**Set problem:** Search the listing below for the string "Fetch" and copy every line where it occurs.
********
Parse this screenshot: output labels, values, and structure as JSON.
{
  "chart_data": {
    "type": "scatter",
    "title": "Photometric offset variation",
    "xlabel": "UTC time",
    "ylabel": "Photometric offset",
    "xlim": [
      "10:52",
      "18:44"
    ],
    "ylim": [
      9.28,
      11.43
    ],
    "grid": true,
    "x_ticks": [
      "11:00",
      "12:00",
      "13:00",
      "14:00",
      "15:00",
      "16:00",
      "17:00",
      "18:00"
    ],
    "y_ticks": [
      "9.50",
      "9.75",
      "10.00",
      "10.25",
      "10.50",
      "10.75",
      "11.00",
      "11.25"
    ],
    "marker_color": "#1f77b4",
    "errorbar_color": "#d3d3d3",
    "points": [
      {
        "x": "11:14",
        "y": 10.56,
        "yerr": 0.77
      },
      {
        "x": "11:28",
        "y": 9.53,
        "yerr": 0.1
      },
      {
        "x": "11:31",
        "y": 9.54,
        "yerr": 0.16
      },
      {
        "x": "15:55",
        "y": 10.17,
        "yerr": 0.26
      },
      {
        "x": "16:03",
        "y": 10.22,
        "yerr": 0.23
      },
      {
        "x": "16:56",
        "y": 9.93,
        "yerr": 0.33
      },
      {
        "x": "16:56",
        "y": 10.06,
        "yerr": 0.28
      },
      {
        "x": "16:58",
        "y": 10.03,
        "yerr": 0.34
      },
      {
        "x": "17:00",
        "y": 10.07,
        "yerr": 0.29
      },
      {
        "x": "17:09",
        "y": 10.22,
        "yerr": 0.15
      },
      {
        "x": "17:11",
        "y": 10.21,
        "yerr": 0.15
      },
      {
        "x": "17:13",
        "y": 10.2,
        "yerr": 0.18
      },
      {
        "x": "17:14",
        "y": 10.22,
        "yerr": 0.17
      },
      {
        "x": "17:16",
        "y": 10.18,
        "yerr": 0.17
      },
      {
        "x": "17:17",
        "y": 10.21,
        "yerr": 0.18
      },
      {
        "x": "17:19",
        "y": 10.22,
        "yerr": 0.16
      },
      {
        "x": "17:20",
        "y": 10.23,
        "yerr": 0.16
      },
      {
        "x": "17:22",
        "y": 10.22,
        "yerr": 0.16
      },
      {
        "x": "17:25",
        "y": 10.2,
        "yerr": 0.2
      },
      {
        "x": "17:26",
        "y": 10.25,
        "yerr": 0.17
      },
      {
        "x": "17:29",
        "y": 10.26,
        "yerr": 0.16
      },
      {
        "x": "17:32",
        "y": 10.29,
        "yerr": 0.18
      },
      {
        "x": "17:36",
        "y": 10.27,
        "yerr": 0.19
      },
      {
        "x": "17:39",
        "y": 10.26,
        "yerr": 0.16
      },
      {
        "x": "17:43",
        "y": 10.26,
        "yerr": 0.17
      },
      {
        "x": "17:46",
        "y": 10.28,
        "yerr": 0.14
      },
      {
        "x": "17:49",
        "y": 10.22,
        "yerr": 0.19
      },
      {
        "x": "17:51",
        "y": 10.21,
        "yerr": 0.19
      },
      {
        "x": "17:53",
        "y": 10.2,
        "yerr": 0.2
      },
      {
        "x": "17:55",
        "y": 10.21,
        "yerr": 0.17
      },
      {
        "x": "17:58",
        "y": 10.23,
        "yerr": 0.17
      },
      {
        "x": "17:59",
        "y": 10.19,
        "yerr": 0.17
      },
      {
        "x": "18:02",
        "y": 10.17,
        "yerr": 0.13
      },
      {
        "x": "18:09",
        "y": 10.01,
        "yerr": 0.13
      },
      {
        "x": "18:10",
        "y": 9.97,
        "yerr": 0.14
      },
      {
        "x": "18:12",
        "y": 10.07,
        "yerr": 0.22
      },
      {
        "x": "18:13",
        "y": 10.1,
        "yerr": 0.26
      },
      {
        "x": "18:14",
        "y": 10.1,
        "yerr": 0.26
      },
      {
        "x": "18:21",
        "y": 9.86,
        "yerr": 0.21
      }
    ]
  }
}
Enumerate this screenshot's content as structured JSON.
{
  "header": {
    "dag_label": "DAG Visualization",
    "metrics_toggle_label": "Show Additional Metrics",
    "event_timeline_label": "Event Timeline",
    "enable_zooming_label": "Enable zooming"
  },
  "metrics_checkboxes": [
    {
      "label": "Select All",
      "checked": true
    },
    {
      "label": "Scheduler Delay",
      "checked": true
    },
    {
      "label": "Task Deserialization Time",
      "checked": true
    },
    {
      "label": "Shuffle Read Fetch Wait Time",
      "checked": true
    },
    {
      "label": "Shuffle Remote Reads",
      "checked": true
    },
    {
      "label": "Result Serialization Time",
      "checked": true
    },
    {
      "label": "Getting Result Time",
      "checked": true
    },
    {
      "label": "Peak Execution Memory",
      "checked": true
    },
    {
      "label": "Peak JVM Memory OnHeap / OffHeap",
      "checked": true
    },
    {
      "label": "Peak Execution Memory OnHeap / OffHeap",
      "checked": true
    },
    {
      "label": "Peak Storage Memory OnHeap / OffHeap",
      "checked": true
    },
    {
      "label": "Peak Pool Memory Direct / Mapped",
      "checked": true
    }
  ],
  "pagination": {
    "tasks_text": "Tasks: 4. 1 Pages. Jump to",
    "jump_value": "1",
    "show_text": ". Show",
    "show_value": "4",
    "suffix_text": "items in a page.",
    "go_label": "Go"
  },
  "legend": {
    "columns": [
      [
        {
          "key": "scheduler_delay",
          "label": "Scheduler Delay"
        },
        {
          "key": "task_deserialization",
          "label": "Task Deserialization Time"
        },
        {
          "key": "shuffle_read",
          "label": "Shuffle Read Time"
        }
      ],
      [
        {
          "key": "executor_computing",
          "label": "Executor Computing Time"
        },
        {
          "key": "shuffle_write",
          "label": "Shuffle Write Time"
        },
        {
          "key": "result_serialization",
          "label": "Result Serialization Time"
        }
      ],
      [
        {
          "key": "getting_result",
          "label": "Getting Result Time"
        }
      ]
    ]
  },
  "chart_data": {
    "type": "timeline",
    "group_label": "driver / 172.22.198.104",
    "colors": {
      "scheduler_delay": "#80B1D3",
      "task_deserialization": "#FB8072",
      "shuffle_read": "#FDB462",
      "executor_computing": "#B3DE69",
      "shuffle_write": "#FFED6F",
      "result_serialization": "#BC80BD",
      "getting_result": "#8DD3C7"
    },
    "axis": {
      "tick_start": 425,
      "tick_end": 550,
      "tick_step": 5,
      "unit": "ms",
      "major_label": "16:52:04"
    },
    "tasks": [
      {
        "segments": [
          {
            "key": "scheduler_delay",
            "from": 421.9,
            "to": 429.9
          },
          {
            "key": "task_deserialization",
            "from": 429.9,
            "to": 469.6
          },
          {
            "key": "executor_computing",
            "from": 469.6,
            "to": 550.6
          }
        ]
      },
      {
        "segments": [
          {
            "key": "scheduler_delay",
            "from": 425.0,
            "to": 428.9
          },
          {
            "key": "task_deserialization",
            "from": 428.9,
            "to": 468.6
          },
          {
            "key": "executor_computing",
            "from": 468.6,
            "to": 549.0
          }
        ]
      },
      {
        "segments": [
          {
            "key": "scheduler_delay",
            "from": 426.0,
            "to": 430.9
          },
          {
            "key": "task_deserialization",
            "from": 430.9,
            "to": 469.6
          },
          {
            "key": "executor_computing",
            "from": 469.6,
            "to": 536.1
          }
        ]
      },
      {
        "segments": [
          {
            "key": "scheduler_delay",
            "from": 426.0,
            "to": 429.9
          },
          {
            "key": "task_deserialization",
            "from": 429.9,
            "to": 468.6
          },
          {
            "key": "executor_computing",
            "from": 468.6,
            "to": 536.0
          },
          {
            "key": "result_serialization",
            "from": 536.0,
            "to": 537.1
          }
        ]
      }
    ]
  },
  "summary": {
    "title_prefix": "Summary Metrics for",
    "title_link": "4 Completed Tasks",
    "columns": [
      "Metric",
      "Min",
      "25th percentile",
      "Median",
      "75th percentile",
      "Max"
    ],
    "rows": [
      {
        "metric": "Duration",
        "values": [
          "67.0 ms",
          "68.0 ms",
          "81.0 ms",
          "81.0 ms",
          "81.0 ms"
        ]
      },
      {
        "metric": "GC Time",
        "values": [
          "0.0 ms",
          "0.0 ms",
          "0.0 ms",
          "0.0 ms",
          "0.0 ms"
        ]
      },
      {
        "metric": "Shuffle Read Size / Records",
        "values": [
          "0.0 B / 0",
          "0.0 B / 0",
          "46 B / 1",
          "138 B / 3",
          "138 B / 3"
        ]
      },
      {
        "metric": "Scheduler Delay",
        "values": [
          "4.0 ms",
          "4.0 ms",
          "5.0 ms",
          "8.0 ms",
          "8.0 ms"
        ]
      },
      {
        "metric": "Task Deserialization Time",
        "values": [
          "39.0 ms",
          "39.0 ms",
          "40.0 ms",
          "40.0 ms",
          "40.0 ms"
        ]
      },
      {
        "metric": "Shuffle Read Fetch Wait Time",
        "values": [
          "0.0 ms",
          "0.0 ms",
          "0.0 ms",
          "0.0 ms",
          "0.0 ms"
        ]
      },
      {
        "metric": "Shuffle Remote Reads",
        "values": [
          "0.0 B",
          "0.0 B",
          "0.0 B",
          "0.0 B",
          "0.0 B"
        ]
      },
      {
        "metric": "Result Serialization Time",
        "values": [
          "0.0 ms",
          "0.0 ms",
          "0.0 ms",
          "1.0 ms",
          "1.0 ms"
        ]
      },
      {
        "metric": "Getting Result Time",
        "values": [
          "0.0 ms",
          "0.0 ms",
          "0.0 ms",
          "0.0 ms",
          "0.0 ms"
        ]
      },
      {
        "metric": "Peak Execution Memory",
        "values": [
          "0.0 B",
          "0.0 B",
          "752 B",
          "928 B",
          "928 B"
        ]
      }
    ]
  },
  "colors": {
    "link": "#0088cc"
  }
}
********
**Solution for this problem:**
      "label": "Shuffle Read Fetch Wait Time",
        "metric": "Shuffle Read Fetch Wait Time",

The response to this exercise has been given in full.